Tuesday, January 09, 2007

Book Review: The Intimate Mystery

In this post, I wrote about my plans to participate in the "From the Stacks" Winter Reading Challenge. All I can say is that January is halfway over; and 1 down, 4 to go. I'm tryin' here, people, work with me!

The Intimate Mystery by Dan Allender and Tremper Longman is a thin book and an enjoyable read that basically answers the question "What is marriage?" What I liked most about this book is that it isn't at all a black-and-white approach, giving pat answers and wrapping them up in a bow. It acknowledges the complexity of a man and a woman and the mystery and wonder that ensues when the two are united as one in marriage. The authors also discuss marriage as God's design and that it is His plan to use marriage to draw us closer to Him. Quite beautiful, actually.

Rather than give a long book report, I thought I would close with my favorite passage of the book. It comes from a chapter entitled, "Connecting Communication".

A marriage is a womb of stories. This matrix generates new lives and stories, and in it old stories are brought to a point of completion and redemption. A couple will never become wed in the fullest sense of the word until they become each other's favorite stroyteller and listener.

Apply what you read —
a) Using the book review, decide whether each statement agrees with it. Answer yes or no, and quote the words of the text that settle it.
(i) The reviewer has finished one of the five books planned for the reading challenge.
(ii) The reviewer praises the book for giving clear, black-and-white answers about marriage.
(iii) The reviewer's favorite passage comes from a chapter titled "Connecting Communication".
b) Answer these questions from the book review:
(i) Who are the authors of The Intimate Mystery?
(ii) What question does the reviewer say the book basically answers?
(iii) According to the quoted passage, what is a marriage?
The listing has nothing to do with these tasks.

Record set —

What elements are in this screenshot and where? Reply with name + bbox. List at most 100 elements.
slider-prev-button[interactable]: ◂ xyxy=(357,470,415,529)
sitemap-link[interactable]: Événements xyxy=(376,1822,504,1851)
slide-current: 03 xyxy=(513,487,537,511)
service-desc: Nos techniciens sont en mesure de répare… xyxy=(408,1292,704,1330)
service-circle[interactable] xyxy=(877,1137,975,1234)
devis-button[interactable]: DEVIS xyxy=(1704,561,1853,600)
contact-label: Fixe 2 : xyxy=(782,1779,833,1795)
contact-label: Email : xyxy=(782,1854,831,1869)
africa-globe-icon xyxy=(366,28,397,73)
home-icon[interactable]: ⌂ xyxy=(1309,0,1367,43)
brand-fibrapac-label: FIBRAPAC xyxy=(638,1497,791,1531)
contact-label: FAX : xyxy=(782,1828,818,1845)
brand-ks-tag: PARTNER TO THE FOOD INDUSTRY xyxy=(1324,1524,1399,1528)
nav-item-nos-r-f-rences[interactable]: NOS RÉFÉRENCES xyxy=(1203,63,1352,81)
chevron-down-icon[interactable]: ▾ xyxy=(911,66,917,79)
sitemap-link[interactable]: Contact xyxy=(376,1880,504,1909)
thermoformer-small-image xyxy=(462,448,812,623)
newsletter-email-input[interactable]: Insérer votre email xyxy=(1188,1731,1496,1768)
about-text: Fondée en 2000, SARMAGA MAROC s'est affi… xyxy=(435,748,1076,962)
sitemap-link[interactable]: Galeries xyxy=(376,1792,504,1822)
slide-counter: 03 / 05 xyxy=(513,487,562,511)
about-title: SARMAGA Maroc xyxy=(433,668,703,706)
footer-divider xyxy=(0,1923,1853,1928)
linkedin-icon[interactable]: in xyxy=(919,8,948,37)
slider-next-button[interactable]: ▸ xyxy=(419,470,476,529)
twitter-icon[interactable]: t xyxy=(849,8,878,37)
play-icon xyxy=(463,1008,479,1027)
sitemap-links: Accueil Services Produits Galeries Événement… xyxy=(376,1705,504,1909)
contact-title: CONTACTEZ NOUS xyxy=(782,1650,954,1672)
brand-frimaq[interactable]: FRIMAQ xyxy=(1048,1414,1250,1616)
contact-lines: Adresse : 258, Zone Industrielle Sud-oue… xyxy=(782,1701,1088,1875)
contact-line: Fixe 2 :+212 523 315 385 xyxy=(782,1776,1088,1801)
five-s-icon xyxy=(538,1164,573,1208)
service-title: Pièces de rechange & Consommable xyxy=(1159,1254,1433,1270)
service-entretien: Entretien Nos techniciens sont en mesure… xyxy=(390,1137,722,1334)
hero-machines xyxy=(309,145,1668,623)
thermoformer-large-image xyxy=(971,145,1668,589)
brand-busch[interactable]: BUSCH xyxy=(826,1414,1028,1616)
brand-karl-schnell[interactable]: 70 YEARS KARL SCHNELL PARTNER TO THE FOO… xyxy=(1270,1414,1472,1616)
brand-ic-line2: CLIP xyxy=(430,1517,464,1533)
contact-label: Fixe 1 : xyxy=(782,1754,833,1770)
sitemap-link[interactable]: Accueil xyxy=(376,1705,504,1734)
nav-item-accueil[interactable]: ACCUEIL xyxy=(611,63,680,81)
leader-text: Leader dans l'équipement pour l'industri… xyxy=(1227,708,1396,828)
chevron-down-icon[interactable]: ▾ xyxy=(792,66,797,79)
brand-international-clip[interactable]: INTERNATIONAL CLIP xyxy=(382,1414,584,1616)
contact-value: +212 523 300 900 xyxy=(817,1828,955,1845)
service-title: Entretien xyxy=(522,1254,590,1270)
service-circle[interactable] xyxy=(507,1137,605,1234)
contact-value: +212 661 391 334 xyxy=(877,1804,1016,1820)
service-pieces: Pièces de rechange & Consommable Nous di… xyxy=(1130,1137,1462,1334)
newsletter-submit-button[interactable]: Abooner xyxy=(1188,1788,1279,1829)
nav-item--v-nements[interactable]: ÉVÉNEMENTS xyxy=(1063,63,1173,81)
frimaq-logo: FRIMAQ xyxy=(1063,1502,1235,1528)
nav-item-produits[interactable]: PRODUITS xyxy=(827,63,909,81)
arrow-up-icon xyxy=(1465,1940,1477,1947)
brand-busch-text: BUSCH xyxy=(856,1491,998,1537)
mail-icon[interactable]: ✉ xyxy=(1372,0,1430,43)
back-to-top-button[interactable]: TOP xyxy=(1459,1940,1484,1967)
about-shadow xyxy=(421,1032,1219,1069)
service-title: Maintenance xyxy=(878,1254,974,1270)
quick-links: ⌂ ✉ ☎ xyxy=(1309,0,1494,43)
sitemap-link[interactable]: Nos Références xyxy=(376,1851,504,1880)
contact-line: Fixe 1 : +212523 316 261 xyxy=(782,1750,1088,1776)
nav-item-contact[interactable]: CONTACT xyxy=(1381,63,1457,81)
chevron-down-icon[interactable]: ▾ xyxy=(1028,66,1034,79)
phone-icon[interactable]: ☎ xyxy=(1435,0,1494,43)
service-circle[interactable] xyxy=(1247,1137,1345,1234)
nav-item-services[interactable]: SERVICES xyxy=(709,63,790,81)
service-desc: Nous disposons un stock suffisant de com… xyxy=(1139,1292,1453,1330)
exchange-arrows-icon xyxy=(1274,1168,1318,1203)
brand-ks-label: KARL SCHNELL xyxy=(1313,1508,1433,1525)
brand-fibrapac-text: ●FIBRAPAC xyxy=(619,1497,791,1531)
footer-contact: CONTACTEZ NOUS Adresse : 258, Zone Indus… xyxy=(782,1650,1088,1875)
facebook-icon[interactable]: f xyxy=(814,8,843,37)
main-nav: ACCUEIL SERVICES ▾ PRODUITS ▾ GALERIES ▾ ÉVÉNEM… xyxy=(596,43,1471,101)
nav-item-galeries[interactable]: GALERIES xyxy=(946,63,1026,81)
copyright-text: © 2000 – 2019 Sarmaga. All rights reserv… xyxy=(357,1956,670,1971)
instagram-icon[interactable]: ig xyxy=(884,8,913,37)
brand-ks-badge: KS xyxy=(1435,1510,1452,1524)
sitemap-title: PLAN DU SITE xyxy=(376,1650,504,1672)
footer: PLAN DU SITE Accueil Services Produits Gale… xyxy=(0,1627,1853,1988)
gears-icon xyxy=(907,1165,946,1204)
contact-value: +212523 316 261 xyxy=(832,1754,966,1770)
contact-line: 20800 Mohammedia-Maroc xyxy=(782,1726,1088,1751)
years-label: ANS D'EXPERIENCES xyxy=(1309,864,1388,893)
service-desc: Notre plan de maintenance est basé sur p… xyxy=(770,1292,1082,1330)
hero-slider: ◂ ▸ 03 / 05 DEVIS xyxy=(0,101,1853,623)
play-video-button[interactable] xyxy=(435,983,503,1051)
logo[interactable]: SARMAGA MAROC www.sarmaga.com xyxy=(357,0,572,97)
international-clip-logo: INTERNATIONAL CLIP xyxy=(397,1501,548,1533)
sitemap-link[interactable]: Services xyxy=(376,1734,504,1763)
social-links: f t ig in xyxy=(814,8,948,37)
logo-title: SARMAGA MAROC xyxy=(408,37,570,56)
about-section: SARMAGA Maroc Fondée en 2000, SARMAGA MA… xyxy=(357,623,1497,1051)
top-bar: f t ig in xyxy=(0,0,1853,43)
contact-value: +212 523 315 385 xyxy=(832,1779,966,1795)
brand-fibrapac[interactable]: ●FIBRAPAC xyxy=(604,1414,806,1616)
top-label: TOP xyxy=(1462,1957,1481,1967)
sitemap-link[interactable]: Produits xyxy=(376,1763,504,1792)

Answers to each task —
a)
(i) Yes: "1 down, 4 to go."
(ii) No: "it isn't at all a black-and-white approach, giving pat answers and wrapping them up in a bow."
(iii) Yes: "It comes from a chapter entitled, "Connecting Communication"."

b)
(i) Dan Allender and Tremper Longman
(ii) "What is marriage?"
(iii) A womb of stories